## Entries from a dataset
* * * * *

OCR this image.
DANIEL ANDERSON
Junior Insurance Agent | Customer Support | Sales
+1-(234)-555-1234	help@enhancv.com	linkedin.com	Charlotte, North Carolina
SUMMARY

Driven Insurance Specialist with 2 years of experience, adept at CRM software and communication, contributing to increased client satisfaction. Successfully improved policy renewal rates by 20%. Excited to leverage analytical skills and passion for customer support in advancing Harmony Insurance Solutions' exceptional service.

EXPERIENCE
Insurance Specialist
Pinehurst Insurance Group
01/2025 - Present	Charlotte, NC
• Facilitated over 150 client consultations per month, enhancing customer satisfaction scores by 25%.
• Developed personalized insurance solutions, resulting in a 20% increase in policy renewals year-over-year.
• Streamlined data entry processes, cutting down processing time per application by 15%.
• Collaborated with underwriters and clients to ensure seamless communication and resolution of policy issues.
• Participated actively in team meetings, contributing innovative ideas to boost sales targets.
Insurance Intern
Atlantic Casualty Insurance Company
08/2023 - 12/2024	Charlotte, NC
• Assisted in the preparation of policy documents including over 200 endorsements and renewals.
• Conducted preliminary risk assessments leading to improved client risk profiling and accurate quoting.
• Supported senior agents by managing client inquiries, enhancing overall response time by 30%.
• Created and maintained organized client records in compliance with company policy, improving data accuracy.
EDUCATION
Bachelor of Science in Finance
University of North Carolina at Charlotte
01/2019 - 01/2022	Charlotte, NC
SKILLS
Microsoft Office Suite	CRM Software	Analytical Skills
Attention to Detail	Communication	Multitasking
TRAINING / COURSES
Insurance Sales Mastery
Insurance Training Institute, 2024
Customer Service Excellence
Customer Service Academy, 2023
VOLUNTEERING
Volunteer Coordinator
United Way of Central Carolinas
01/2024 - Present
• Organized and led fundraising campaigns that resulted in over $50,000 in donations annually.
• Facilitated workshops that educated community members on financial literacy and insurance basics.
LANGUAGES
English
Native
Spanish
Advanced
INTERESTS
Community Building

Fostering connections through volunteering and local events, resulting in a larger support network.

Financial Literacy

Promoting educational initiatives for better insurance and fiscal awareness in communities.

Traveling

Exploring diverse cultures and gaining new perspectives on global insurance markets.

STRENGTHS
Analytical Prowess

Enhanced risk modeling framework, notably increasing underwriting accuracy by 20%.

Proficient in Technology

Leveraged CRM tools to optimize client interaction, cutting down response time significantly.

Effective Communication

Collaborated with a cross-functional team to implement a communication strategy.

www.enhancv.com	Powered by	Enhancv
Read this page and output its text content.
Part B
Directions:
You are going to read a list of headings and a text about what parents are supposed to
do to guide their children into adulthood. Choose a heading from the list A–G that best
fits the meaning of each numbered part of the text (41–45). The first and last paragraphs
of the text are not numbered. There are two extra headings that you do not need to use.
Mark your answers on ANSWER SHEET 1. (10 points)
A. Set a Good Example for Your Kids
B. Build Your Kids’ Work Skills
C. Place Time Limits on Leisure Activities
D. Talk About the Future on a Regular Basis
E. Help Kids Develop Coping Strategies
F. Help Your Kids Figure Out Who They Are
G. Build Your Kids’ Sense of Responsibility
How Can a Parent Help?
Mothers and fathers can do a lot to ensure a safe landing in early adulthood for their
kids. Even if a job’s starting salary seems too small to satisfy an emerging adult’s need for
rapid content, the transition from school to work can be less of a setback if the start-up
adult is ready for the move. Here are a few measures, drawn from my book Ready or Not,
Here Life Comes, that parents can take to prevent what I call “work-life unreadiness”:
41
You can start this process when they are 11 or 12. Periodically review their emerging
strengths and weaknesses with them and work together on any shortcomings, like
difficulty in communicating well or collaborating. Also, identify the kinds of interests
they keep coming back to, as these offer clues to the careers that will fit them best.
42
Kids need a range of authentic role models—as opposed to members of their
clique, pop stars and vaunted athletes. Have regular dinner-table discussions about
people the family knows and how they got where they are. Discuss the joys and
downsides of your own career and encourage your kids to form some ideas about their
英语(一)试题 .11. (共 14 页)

* * * * *

## INSTRUCTIONS FOR THE TASK
Report how many lines in the listing above include the word "parents". Give nothing but the number.

## WRITTEN SOLUTION
2